## WORK TO DO
Copy every entry word for word. Skip the pictures.
>> start SUPPLIED RECORDS
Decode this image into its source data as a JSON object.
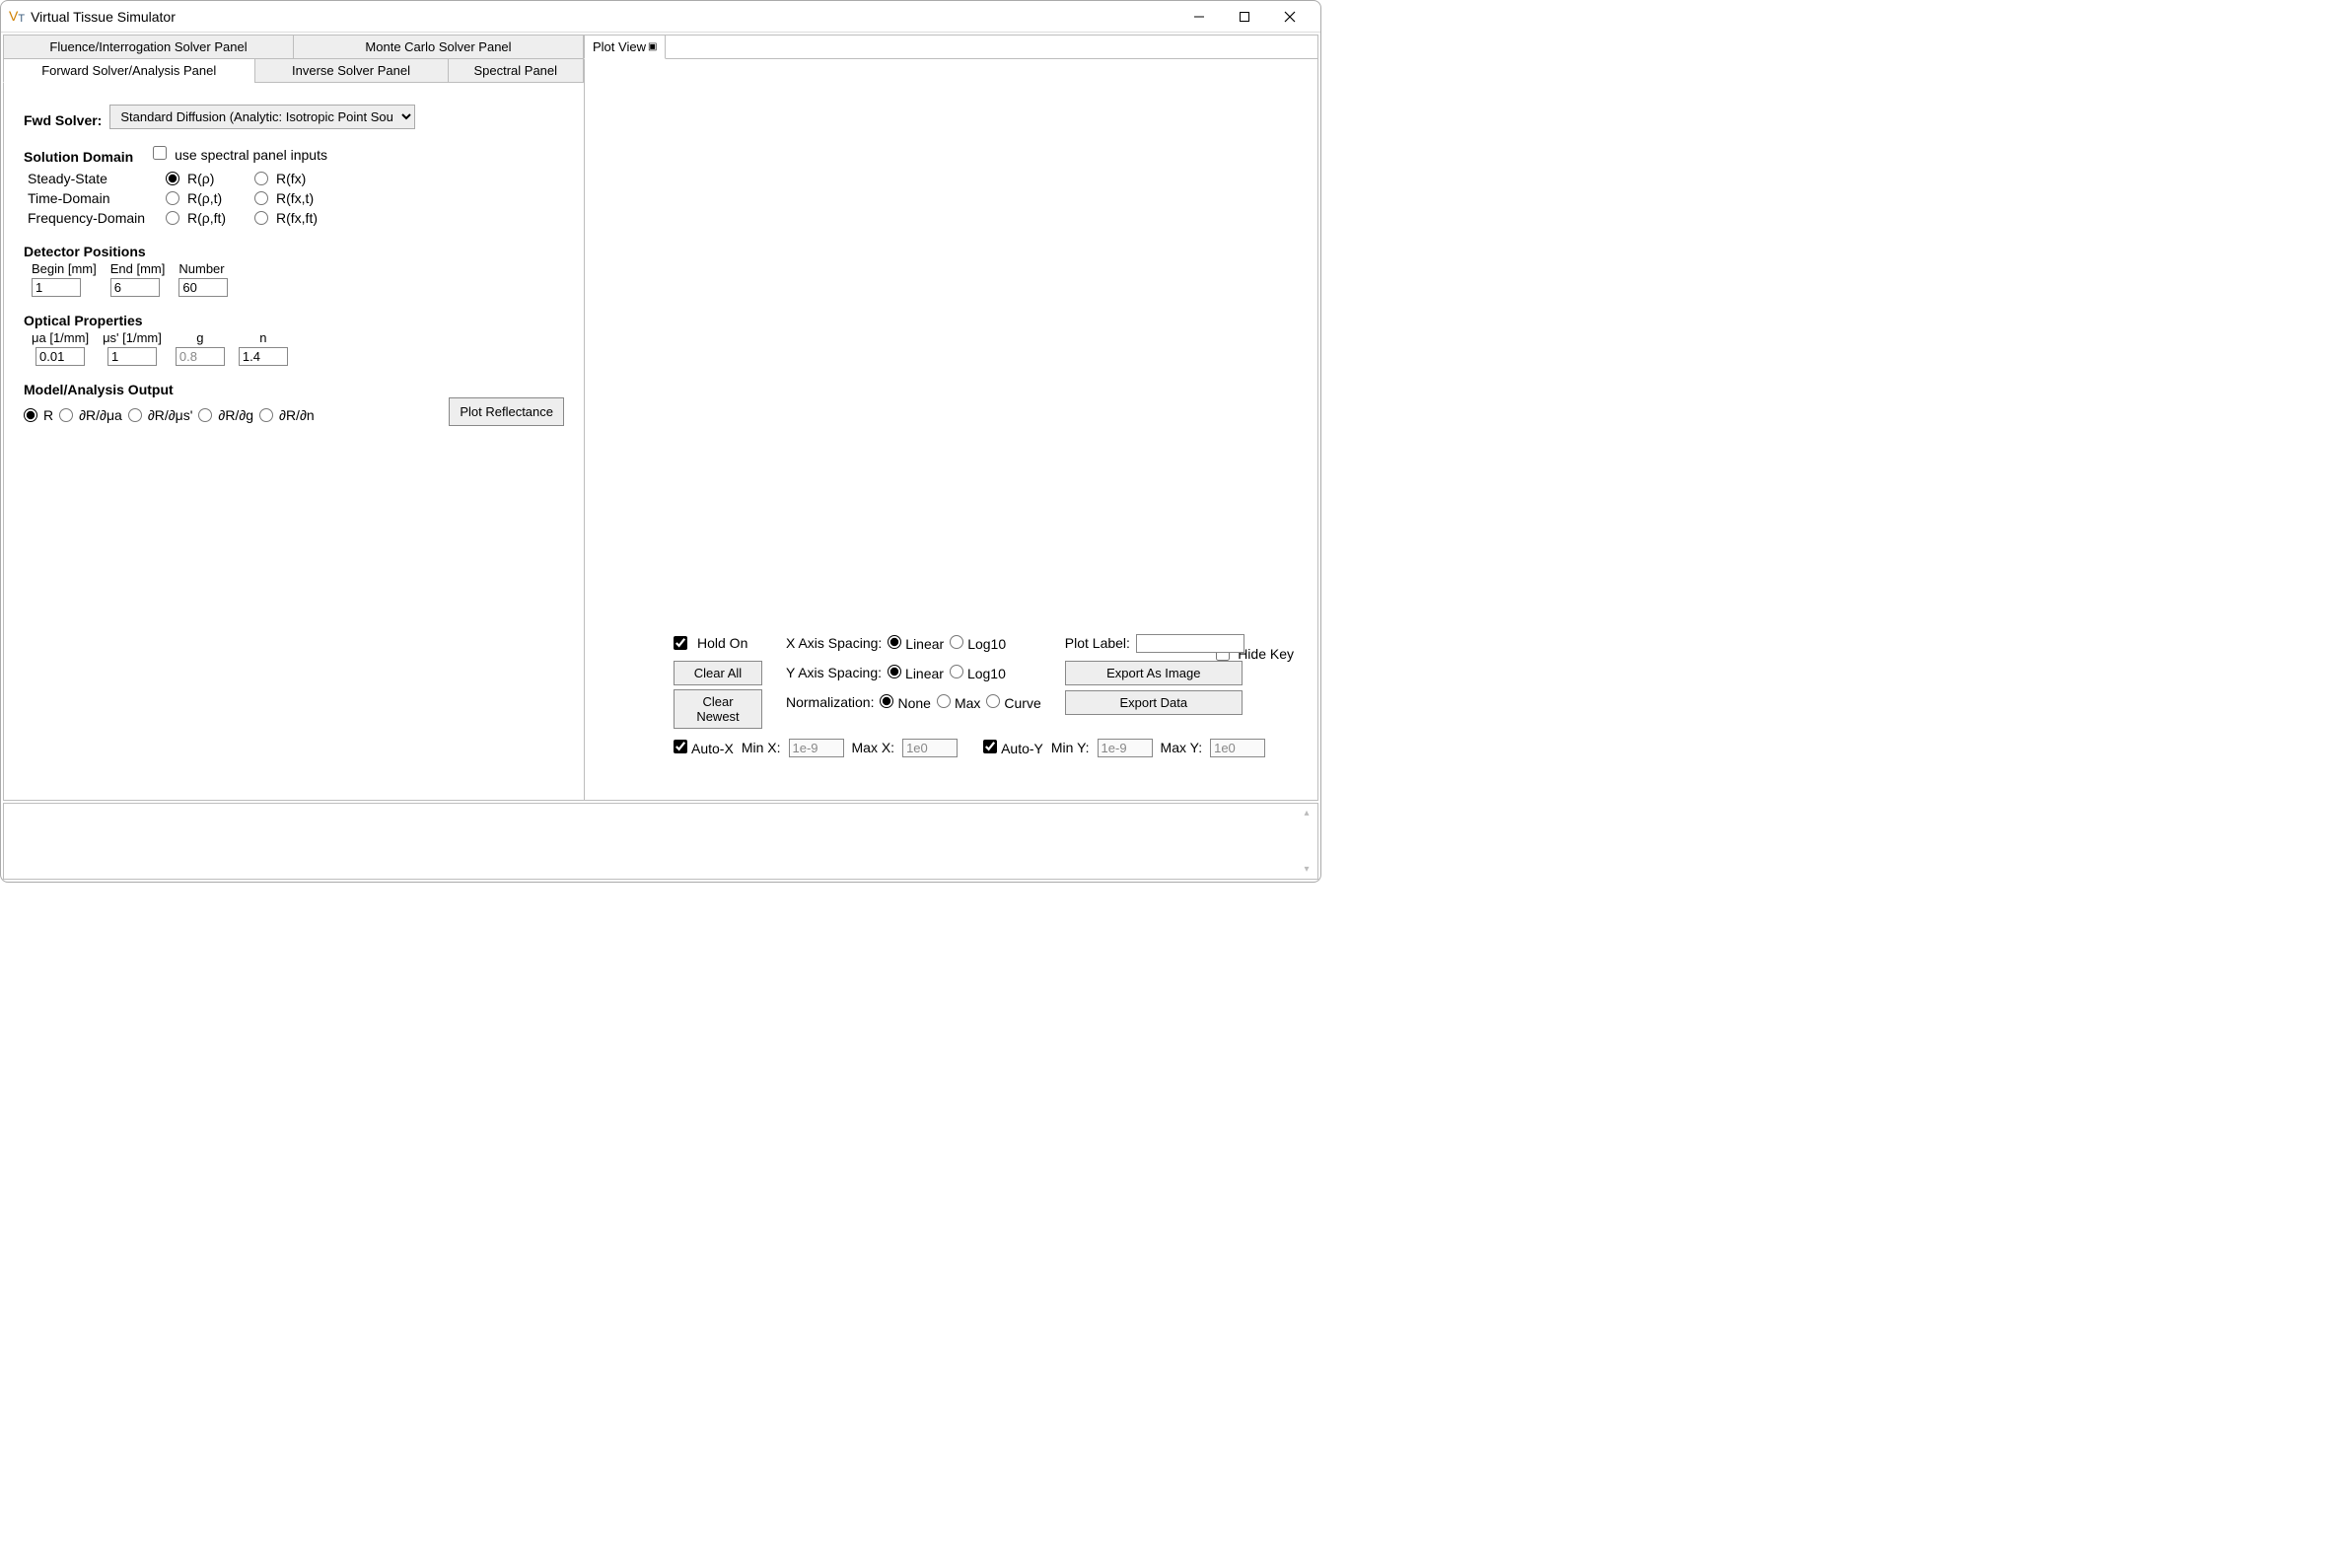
{
  "window": {
    "title": "Virtual Tissue Simulator"
  },
  "left": {
    "tab_fluence": "Fluence/Interrogation Solver Panel",
    "tab_mc": "Monte Carlo Solver Panel",
    "tab_forward": "Forward Solver/Analysis Panel",
    "tab_inverse": "Inverse Solver Panel",
    "tab_spectral": "Spectral Panel",
    "fwd_solver_label": "Fwd Solver:",
    "fwd_solver_value": "Standard Diffusion (Analytic: Isotropic Point Source)",
    "solution_domain_label": "Solution Domain",
    "use_spectral_label": "use spectral panel inputs",
    "steady_state": "Steady-State",
    "time_domain": "Time-Domain",
    "freq_domain": "Frequency-Domain",
    "r_rho": "R(ρ)",
    "r_fx": "R(fx)",
    "r_rho_t": "R(ρ,t)",
    "r_fx_t": "R(fx,t)",
    "r_rho_ft": "R(ρ,ft)",
    "r_fx_ft": "R(fx,ft)",
    "detector_positions": "Detector Positions",
    "dp_begin_label": "Begin [mm]",
    "dp_end_label": "End [mm]",
    "dp_number_label": "Number",
    "dp_begin": "1",
    "dp_end": "6",
    "dp_number": "60",
    "optical_props": "Optical Properties",
    "op_mua_label": "μa [1/mm]",
    "op_musp_label": "μs' [1/mm]",
    "op_g_label": "g",
    "op_n_label": "n",
    "op_mua": "0.01",
    "op_musp": "1",
    "op_g": "0.8",
    "op_n": "1.4",
    "model_output": "Model/Analysis Output",
    "mo_r": "R",
    "mo_drdmua": "∂R/∂μa",
    "mo_drdmusp": "∂R/∂μs'",
    "mo_drdg": "∂R/∂g",
    "mo_drdn": "∂R/∂n",
    "plot_reflectance": "Plot Reflectance"
  },
  "right": {
    "tab_plot_view": "Plot View",
    "hide_key": "Hide Key",
    "hold_on": "Hold On",
    "clear_all": "Clear All",
    "clear_newest": "Clear Newest",
    "x_spacing": "X Axis Spacing:",
    "y_spacing": "Y Axis Spacing:",
    "normalization": "Normalization:",
    "linear": "Linear",
    "log10": "Log10",
    "none": "None",
    "max": "Max",
    "curve": "Curve",
    "plot_label": "Plot Label:",
    "export_image": "Export As Image",
    "export_data": "Export Data",
    "auto_x": "Auto-X",
    "auto_y": "Auto-Y",
    "min_x": "Min X:",
    "max_x": "Max X:",
    "min_y": "Min Y:",
    "max_y": "Max Y:",
    "min_x_val": "1e-9",
    "max_x_val": "1e0",
    "min_y_val": "1e-9",
    "max_y_val": "1e0",
    "plot_label_val": ""
  }
}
>> end SUPPLIED RECORDS
## COMPLETE RESPONSE
Decode this image into its source data as a JSON object.
{
  "window": {
    "title": "Virtual Tissue Simulator"
  },
  "left": {
    "tab_fluence": "Fluence/Interrogation Solver Panel",
    "tab_mc": "Monte Carlo Solver Panel",
    "tab_forward": "Forward Solver/Analysis Panel",
    "tab_inverse": "Inverse Solver Panel",
    "tab_spectral": "Spectral Panel",
    "fwd_solver_label": "Fwd Solver:",
    "fwd_solver_value": "Standard Diffusion (Analytic: Isotropic Point Source)",
    "solution_domain_label": "Solution Domain",
    "use_spectral_label": "use spectral panel inputs",
    "steady_state": "Steady-State",
    "time_domain": "Time-Domain",
    "freq_domain": "Frequency-Domain",
    "r_rho": "R(ρ)",
    "r_fx": "R(fx)",
    "r_rho_t": "R(ρ,t)",
    "r_fx_t": "R(fx,t)",
    "r_rho_ft": "R(ρ,ft)",
    "r_fx_ft": "R(fx,ft)",
    "detector_positions": "Detector Positions",
    "dp_begin_label": "Begin [mm]",
    "dp_end_label": "End [mm]",
    "dp_number_label": "Number",
    "dp_begin": "1",
    "dp_end": "6",
    "dp_number": "60",
    "optical_props": "Optical Properties",
    "op_mua_label": "μa [1/mm]",
    "op_musp_label": "μs' [1/mm]",
    "op_g_label": "g",
    "op_n_label": "n",
    "op_mua": "0.01",
    "op_musp": "1",
    "op_g": "0.8",
    "op_n": "1.4",
    "model_output": "Model/Analysis Output",
    "mo_r": "R",
    "mo_drdmua": "∂R/∂μa",
    "mo_drdmusp": "∂R/∂μs'",
    "mo_drdg": "∂R/∂g",
    "mo_drdn": "∂R/∂n",
    "plot_reflectance": "Plot Reflectance"
  },
  "right": {
    "tab_plot_view": "Plot View",
    "hide_key": "Hide Key",
    "hold_on": "Hold On",
    "clear_all": "Clear All",
    "clear_newest": "Clear Newest",
    "x_spacing": "X Axis Spacing:",
    "y_spacing": "Y Axis Spacing:",
    "normalization": "Normalization:",
    "linear": "Linear",
    "log10": "Log10",
    "none": "None",
    "max": "Max",
    "curve": "Curve",
    "plot_label": "Plot Label:",
    "export_image": "Export As Image",
    "export_data": "Export Data",
    "auto_x": "Auto-X",
    "auto_y": "Auto-Y",
    "min_x": "Min X:",
    "max_x": "Max X:",
    "min_y": "Min Y:",
    "max_y": "Max Y:",
    "min_x_val": "1e-9",
    "max_x_val": "1e0",
    "min_y_val": "1e-9",
    "max_y_val": "1e0",
    "plot_label_val": ""
  }
}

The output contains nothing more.